§ **SHORT TASK**
A line counts if it contains the word "Mean" at least once. State how many such lines the records contain, giving the number alone.

:::

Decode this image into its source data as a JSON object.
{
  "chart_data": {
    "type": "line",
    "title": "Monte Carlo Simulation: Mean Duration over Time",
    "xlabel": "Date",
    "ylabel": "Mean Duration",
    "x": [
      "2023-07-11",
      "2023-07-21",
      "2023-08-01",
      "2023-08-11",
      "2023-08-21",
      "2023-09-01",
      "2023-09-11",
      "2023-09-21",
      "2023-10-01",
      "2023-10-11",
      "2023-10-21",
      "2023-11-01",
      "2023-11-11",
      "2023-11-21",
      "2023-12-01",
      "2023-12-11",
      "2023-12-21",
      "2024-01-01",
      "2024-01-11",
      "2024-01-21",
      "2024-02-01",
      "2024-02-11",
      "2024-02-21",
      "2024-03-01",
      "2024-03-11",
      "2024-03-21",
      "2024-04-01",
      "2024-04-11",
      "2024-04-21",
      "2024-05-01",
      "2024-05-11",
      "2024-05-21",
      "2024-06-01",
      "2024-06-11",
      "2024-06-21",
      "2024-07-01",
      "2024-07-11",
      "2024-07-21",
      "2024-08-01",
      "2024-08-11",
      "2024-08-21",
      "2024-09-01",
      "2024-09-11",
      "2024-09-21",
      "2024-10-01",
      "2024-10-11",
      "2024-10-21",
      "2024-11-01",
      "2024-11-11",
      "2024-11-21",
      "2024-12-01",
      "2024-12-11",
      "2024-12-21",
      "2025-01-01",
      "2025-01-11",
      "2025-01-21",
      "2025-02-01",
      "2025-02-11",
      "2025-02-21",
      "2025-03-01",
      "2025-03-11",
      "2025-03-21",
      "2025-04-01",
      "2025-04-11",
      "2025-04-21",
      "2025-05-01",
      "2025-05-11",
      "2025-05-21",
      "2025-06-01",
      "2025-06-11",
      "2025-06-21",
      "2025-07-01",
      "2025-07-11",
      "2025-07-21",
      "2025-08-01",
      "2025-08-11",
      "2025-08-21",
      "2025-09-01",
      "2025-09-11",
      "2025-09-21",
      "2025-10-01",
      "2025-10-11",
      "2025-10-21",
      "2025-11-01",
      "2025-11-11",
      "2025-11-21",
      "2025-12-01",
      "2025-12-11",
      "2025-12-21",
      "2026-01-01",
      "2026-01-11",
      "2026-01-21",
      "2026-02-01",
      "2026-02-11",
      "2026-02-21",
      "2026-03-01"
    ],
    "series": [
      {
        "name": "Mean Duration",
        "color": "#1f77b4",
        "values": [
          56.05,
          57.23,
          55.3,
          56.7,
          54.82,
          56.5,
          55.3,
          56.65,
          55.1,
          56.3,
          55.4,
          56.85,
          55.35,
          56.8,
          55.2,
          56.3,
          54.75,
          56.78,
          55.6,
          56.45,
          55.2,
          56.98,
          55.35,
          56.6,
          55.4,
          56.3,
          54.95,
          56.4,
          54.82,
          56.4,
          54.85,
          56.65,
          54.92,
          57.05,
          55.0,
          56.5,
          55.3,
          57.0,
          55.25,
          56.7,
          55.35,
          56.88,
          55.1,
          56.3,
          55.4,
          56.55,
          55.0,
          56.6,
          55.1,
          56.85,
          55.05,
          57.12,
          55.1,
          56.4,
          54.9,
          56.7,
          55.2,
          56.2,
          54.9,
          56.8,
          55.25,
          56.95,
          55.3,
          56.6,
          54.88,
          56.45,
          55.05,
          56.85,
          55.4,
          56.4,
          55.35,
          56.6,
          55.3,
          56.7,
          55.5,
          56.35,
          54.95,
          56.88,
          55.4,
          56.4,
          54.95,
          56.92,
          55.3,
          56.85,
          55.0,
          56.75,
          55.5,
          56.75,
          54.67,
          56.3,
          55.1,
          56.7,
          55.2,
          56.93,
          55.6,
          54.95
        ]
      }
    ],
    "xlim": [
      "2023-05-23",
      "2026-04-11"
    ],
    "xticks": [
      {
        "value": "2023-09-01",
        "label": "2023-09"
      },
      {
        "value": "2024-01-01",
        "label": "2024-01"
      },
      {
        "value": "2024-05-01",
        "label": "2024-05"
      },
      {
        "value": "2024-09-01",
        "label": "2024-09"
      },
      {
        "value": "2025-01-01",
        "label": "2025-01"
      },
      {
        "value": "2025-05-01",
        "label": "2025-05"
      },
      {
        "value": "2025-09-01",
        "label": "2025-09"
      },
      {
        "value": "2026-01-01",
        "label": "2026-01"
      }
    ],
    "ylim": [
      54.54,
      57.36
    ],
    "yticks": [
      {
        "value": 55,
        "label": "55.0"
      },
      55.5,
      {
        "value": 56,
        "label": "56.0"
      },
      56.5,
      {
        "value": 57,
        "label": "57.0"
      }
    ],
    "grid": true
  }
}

:::

§ **REPLY TO THE TASK**
3